• EXCERPT
My fascination with the news cycle these days is relentless, but I grant myself some leeway--this fascination is not entirely perverse, not gratuitous, though there's perhaps too much schadenfreude for comfort. The reason is, sadly, I know these guys too well. Not *these* guys, exactly, but close enough. I've fought off their pawing ever so politely, I've declined their generously offered career opportunities, and their offspring-under-wraps are my real-life siblings. My mother might as well have been French, but in the long run that armor was no armor at all. I'm feeling very American myself these days. I do think, though, that it's more a shift in values between generations than across the Atlantic.

Thanks, Z. You are right. It is a generational thing. Many men remain stuck in a mindset of treating male agression as a natural privilege. But women have grown up.

Here is an account of the kind of men who prowl the corridoors of power, the IMF and the World Bank in particular. This is not about sex. It is about exploitation, a narcissistic sense of entitlement and very frequently, criminal behavior.

I don't see, Ruchira, how my email response to your remarks about these guys was at all "ho-hum." You wrote,

I know there are two ways to look at such stories - "none of my beeswax" (unless it is my husband, father or son) or "we are not proscuitto" as the Italian women recently said during a public rally against Berlusconi's profligate behavior. There has to be a middle ground between American Bible thumping and the elegant French shrug from where we look at sexual aggression and promiscuity.

• STATED PROBLEM 1
Condense the excerpt's paragraph that begins "My fascination with the news cycle" into a short bulleted list that keeps its main points.

• ROWS
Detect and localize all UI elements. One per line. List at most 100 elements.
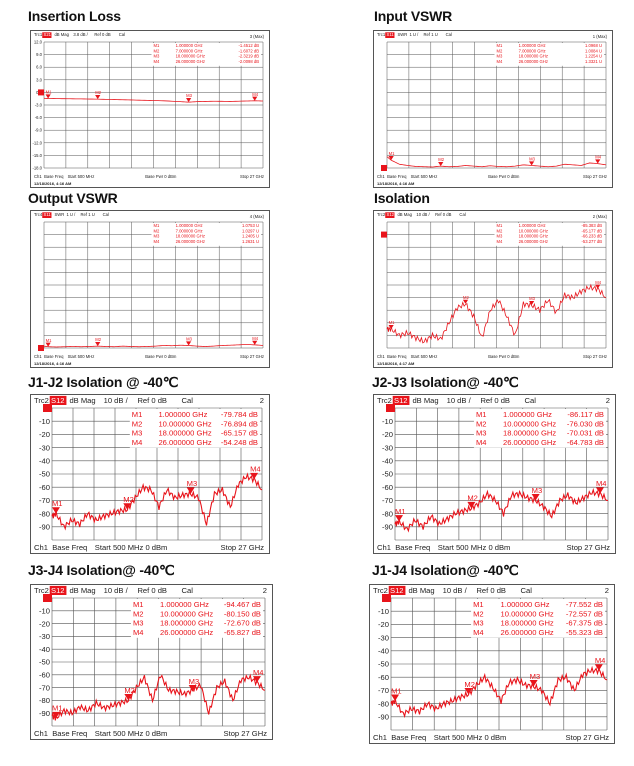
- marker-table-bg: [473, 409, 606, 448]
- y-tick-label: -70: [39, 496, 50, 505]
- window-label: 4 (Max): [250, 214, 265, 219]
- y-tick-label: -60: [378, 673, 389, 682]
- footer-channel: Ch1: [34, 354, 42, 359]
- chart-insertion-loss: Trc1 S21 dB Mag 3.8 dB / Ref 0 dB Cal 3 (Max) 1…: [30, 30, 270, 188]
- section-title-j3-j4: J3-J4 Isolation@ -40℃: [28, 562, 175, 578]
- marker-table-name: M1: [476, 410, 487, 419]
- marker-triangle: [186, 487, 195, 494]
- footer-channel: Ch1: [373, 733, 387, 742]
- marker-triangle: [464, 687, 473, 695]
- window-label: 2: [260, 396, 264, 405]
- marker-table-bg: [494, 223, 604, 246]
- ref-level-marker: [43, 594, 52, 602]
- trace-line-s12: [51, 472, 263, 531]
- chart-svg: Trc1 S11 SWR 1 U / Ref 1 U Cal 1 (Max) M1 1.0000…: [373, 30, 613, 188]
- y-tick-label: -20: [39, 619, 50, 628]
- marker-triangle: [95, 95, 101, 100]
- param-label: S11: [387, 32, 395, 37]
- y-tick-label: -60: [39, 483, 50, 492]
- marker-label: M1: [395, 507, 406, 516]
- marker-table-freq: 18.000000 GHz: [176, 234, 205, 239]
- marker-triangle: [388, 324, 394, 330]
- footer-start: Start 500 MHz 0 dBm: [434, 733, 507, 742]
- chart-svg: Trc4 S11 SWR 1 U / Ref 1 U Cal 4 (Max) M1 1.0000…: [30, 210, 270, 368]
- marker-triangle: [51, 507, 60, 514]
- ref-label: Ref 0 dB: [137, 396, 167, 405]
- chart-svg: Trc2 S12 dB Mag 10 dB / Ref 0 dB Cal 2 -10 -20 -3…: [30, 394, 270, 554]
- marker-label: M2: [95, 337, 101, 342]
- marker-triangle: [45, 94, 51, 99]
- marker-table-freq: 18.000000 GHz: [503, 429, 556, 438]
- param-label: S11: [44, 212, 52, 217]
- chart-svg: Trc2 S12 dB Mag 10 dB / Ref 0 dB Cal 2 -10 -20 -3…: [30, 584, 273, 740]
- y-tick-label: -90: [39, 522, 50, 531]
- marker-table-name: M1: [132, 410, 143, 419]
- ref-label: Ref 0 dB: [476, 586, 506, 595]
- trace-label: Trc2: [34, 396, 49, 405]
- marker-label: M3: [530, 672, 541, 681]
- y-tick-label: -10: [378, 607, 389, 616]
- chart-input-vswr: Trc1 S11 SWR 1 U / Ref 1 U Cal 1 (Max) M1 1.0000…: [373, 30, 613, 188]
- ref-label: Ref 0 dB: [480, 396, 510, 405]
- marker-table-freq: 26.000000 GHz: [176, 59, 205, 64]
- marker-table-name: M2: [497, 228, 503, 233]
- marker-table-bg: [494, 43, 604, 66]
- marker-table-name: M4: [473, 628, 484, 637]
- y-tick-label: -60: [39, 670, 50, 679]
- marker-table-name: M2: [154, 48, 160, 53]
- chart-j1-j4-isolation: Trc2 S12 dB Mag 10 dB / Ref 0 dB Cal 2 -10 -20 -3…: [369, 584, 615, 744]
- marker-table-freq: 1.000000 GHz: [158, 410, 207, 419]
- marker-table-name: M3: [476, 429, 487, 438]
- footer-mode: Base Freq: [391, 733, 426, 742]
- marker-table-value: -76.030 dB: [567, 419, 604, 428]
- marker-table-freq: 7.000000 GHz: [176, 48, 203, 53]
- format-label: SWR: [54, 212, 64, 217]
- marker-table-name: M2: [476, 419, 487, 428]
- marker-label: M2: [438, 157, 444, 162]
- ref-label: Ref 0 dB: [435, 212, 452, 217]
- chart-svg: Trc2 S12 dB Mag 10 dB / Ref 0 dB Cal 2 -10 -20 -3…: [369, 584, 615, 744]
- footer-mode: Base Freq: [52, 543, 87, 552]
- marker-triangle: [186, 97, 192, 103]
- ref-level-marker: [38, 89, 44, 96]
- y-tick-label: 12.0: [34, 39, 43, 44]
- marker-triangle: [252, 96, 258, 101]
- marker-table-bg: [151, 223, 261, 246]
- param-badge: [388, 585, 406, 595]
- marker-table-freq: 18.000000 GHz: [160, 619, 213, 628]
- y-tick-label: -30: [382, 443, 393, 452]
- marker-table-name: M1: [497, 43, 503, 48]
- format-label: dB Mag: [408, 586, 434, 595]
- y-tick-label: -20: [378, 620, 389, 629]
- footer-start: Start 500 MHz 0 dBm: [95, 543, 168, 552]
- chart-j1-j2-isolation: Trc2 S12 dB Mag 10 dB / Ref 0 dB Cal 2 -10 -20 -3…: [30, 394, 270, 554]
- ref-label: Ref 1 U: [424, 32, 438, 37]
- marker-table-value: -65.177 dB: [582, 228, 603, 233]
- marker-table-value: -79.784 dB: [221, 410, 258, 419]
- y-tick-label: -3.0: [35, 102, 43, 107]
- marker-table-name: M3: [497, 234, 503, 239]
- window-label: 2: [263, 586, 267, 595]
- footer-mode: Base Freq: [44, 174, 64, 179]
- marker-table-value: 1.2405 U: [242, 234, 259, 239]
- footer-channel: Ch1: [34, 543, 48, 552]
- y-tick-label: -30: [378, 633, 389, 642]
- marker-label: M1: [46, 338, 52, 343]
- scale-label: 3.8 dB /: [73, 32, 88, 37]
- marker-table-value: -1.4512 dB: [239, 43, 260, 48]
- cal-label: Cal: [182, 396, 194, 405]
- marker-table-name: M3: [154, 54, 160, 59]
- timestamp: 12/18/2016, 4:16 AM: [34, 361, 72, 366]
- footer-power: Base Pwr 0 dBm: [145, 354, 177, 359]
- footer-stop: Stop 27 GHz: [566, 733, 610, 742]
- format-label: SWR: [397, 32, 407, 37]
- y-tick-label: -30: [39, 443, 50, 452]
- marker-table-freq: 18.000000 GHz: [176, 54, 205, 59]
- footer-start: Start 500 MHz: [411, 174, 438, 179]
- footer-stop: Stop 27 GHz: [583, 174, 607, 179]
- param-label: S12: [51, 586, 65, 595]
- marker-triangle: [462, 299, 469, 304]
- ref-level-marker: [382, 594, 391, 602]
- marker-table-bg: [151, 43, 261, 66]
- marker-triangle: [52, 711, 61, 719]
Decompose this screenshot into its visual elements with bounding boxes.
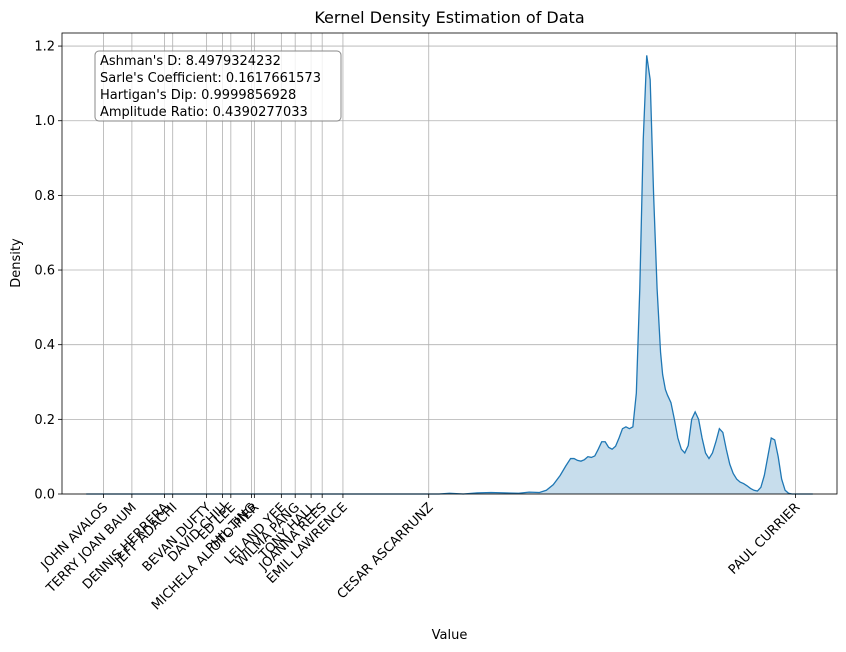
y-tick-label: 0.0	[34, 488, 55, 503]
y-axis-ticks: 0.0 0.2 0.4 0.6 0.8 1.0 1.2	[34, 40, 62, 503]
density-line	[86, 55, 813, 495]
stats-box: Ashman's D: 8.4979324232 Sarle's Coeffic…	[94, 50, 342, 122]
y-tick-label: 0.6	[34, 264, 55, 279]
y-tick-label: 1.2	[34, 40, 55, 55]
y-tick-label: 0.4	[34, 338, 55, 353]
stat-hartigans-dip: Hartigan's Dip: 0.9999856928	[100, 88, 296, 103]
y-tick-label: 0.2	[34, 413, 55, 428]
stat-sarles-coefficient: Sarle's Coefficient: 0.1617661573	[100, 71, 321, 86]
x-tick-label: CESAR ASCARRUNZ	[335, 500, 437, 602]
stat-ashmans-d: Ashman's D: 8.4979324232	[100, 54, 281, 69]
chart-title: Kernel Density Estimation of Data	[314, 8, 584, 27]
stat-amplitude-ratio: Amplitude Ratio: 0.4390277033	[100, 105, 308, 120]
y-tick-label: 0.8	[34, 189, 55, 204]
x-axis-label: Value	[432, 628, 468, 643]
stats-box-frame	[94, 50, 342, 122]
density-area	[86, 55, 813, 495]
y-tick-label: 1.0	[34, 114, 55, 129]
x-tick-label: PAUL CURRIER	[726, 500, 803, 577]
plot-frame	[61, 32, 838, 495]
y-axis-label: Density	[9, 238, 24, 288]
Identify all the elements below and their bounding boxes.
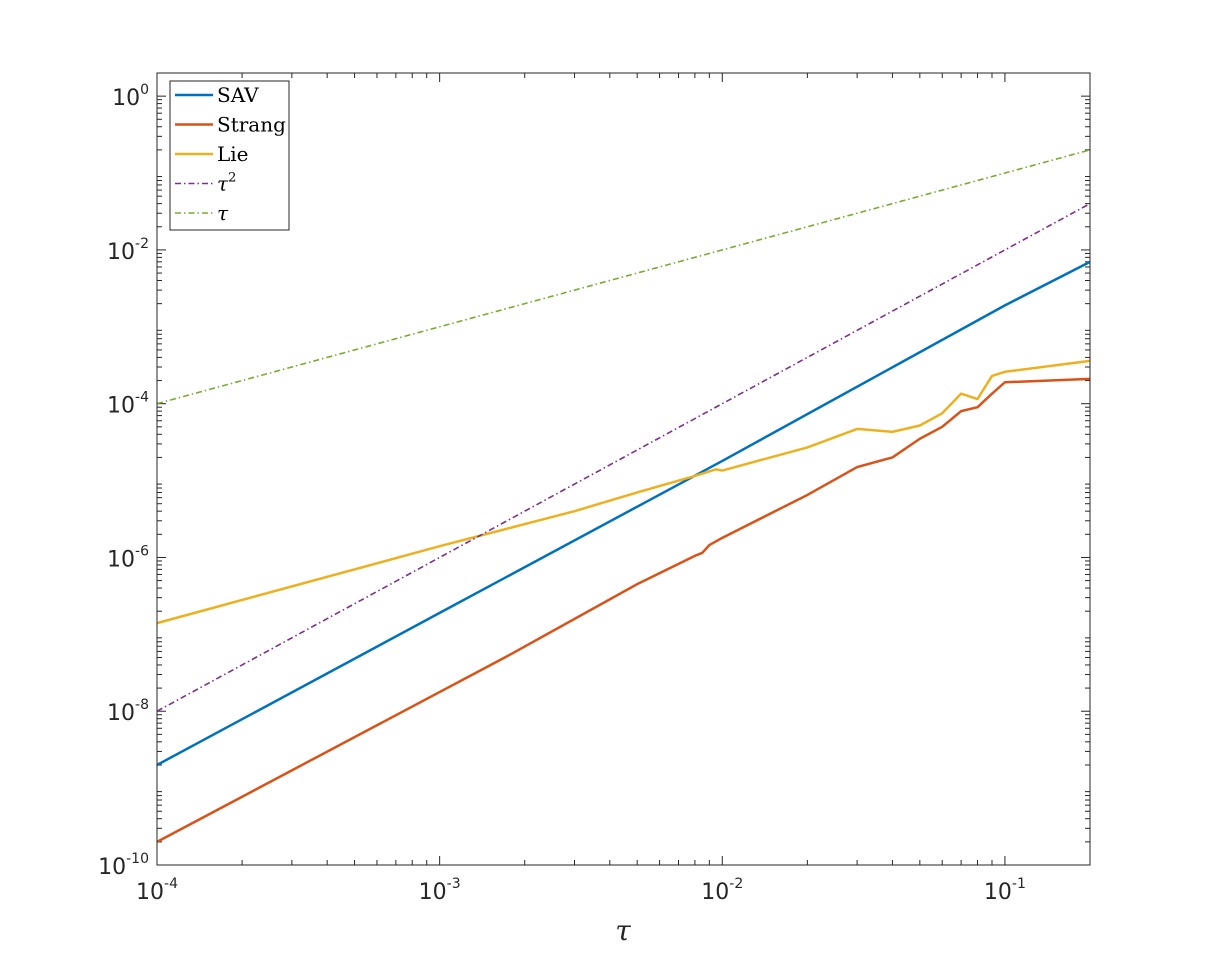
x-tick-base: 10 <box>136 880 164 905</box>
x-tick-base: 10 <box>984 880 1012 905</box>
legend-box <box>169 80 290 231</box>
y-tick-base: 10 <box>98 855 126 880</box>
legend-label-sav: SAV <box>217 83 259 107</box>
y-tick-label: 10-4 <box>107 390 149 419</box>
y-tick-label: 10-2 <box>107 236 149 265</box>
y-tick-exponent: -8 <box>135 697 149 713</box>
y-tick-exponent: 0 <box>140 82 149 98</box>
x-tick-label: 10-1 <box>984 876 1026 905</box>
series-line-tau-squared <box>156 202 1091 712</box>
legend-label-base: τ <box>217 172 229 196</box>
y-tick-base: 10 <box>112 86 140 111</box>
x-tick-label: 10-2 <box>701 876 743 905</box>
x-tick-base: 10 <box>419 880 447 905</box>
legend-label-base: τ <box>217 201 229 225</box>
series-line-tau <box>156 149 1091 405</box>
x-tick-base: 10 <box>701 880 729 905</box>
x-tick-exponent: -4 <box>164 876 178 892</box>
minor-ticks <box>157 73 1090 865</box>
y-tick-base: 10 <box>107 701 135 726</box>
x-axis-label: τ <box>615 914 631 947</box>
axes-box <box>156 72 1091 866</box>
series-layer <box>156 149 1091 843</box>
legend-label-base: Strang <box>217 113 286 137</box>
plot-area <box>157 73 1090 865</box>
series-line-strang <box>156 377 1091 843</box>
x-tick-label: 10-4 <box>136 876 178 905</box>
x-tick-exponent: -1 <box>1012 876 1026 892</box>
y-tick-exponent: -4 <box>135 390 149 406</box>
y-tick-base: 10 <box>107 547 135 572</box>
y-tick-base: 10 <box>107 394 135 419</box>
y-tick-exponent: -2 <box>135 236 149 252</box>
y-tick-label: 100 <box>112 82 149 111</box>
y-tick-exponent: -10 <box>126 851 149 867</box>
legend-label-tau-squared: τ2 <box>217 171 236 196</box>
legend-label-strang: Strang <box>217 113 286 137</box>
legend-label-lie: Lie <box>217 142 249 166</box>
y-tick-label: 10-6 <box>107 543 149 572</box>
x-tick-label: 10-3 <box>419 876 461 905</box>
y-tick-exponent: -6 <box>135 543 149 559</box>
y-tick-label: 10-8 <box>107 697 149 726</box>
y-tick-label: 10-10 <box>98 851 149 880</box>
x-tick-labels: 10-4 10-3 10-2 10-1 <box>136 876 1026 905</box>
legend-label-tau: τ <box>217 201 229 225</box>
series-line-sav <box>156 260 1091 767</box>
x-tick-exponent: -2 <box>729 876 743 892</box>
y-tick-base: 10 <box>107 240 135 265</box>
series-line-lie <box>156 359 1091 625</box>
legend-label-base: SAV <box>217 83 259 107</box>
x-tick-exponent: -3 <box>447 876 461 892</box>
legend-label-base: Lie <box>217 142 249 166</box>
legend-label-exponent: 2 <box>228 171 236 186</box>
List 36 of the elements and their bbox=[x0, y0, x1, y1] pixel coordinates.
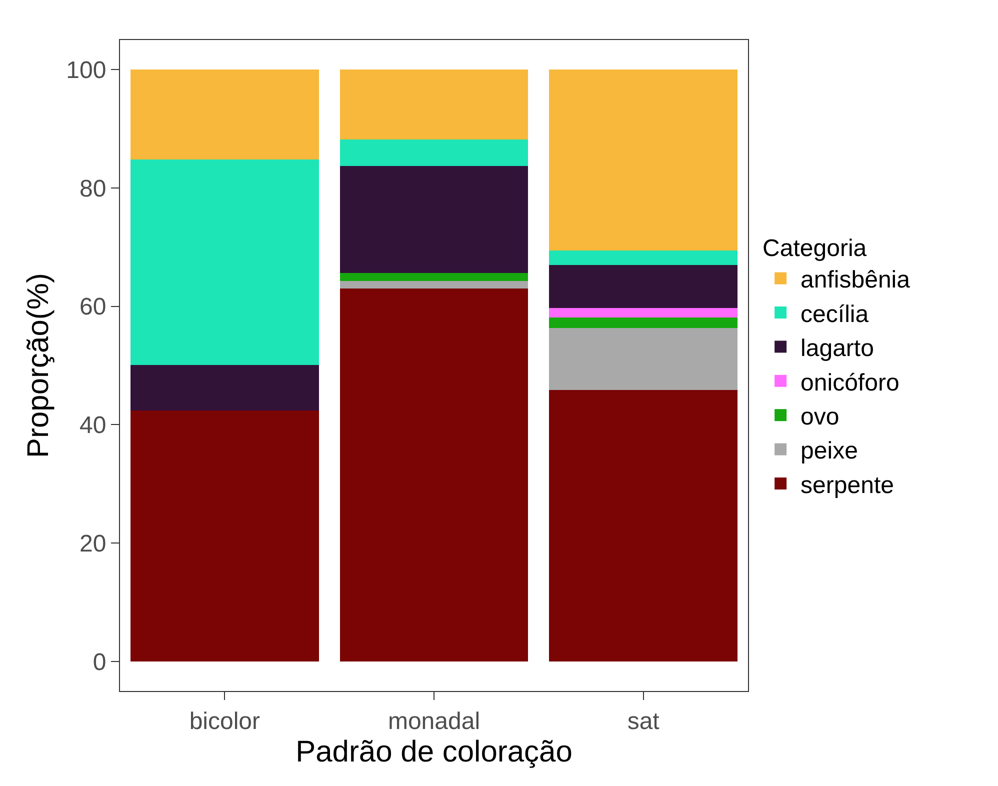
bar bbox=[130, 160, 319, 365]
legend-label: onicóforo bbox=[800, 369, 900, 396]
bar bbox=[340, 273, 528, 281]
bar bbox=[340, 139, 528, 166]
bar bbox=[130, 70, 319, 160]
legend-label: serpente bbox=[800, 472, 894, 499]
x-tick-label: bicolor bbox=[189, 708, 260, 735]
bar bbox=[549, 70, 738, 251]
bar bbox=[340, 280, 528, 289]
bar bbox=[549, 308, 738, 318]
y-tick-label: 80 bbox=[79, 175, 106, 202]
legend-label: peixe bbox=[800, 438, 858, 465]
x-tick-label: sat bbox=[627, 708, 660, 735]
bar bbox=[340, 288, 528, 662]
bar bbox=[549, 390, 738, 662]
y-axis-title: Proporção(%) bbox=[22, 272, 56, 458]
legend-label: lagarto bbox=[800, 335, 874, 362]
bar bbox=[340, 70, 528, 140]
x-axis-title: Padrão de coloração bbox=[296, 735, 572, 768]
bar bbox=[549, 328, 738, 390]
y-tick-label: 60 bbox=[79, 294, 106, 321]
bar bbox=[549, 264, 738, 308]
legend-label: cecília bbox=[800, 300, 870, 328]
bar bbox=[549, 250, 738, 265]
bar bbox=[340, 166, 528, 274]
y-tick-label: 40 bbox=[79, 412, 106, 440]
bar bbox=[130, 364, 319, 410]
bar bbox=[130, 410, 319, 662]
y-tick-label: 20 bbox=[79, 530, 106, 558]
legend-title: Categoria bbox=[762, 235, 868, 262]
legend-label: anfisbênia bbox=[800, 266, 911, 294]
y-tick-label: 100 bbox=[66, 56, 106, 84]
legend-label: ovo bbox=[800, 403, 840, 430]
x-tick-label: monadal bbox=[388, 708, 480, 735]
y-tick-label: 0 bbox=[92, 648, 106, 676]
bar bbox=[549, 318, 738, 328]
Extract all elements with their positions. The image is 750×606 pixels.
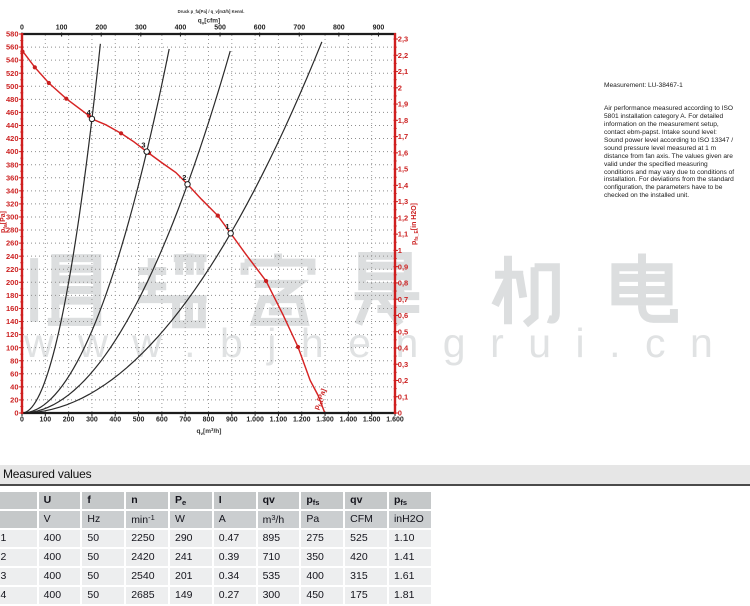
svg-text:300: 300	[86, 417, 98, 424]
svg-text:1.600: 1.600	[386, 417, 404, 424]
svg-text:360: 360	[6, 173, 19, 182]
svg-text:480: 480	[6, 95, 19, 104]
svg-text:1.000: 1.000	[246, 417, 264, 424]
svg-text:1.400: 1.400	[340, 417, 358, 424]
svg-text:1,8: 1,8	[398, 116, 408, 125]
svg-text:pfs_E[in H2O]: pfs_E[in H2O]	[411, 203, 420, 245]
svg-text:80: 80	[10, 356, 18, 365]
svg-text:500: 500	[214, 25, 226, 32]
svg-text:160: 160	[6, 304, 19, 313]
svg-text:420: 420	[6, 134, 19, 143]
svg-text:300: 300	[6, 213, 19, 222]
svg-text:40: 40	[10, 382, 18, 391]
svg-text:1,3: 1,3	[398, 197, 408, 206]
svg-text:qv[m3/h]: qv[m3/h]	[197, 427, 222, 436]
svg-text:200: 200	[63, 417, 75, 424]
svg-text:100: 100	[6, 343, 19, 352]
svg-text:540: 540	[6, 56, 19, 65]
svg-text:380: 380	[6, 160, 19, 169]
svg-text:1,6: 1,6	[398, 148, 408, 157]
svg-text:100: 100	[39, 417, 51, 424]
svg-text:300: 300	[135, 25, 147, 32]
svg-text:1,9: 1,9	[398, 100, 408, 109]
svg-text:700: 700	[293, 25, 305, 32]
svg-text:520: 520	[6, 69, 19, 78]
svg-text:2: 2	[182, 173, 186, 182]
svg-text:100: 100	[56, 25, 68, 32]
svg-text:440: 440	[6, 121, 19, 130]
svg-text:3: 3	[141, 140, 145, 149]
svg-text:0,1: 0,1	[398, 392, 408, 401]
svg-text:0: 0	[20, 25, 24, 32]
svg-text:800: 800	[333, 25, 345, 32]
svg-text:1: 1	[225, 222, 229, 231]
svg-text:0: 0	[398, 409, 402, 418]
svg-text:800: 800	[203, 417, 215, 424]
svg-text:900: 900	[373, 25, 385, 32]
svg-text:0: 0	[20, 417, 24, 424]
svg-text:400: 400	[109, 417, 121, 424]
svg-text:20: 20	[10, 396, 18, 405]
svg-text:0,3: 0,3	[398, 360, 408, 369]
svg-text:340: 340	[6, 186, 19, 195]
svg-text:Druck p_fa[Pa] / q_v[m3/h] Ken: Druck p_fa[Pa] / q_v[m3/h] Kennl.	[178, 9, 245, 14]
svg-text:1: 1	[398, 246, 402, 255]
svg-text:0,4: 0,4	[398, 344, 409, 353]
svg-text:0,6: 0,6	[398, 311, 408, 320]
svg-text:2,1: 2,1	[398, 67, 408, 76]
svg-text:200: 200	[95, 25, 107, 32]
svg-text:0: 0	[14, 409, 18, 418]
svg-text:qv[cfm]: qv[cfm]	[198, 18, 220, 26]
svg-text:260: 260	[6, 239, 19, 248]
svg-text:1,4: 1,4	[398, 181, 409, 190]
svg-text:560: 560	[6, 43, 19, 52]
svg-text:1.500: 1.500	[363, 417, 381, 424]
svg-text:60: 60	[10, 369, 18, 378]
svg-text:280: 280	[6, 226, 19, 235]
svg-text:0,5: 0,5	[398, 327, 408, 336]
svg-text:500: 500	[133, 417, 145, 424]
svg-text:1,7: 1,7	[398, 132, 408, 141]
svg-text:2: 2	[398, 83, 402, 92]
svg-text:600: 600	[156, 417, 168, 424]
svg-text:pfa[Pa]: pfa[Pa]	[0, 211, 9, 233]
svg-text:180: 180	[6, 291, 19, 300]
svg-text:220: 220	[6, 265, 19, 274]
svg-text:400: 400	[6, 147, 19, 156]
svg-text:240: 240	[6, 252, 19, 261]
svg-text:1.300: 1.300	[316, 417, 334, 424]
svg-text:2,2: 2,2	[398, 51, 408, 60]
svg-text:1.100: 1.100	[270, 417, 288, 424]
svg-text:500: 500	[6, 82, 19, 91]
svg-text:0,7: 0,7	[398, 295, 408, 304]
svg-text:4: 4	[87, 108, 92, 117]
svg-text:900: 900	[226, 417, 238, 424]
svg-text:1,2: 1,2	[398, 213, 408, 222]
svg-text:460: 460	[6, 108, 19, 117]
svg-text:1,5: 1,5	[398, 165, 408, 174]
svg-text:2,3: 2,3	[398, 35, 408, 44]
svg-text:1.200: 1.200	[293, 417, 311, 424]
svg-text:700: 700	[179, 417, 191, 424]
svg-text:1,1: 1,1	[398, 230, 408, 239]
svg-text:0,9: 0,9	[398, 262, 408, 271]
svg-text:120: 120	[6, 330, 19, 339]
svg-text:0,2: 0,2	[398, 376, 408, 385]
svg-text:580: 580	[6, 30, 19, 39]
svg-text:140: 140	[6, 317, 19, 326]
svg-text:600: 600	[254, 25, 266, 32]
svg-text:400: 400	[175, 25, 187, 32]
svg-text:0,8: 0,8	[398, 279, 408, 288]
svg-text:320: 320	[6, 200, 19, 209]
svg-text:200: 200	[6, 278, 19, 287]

• STATED PROBLEM 2
Please write out the rows, starting with the line containing "- marker-table-bg: [473, 409, 606, 448]" and going on through the line containing "- footer-start: Start 500 MHz 0 dBm: [434, 733, 507, 742]", with every line unchanged.

• TASK RESULT 1
- The writer follows the news cycle relentlessly and admits to some schadenfreude, but says the interest is not entirely perverse or gratuitous.
- The reason is that the writer knows men like these too well.
- The writer has politely fought off such men's pawing and declined the career opportunities they offered, and their hidden offspring are the writer's real-life siblings.
- The writer's mother might as well have been French, but that gave no lasting protection.
- The writer now feels very American but sees the difference as more a shift in values between generations than across the Atlantic.

• TASK RESULT 2
- marker-table-bg: [473, 409, 606, 448]
- y-tick-label: -70: [39, 496, 50, 505]
- window-label: 4 (Max): [250, 214, 265, 219]
- y-tick-label: -60: [378, 673, 389, 682]
- footer-channel: Ch1: [34, 354, 42, 359]
- chart-insertion-loss: Trc1 S21 dB Mag 3.8 dB / Ref 0 dB Cal 3 (Max) 1…: [30, 30, 270, 188]
- section-title-j3-j4: J3-J4 Isolation@ -40℃: [28, 562, 175, 578]
- marker-table-name: M1: [476, 410, 487, 419]
- marker-triangle: [186, 487, 195, 494]
- footer-channel: Ch1: [373, 733, 387, 742]
- marker-triangle: [464, 687, 473, 695]
- window-label: 2: [260, 396, 264, 405]
- marker-table-bg: [494, 223, 604, 246]
- ref-level-marker: [43, 594, 52, 602]
- trace-line-s12: [51, 472, 263, 531]
- chart-svg: Trc1 S11 SWR 1 U / Ref 1 U Cal 1 (Max) M1 1.0000…: [373, 30, 613, 188]
- y-tick-label: -20: [39, 619, 50, 628]
- marker-triangle: [95, 95, 101, 100]
- param-label: S11: [387, 32, 395, 37]
- y-tick-label: -60: [39, 483, 50, 492]
- marker-label: M1: [395, 507, 406, 516]
- marker-table-freq: 18.000000 GHz: [176, 234, 205, 239]
- marker-triangle: [388, 324, 394, 330]
- footer-start: Start 500 MHz 0 dBm: [434, 733, 507, 742]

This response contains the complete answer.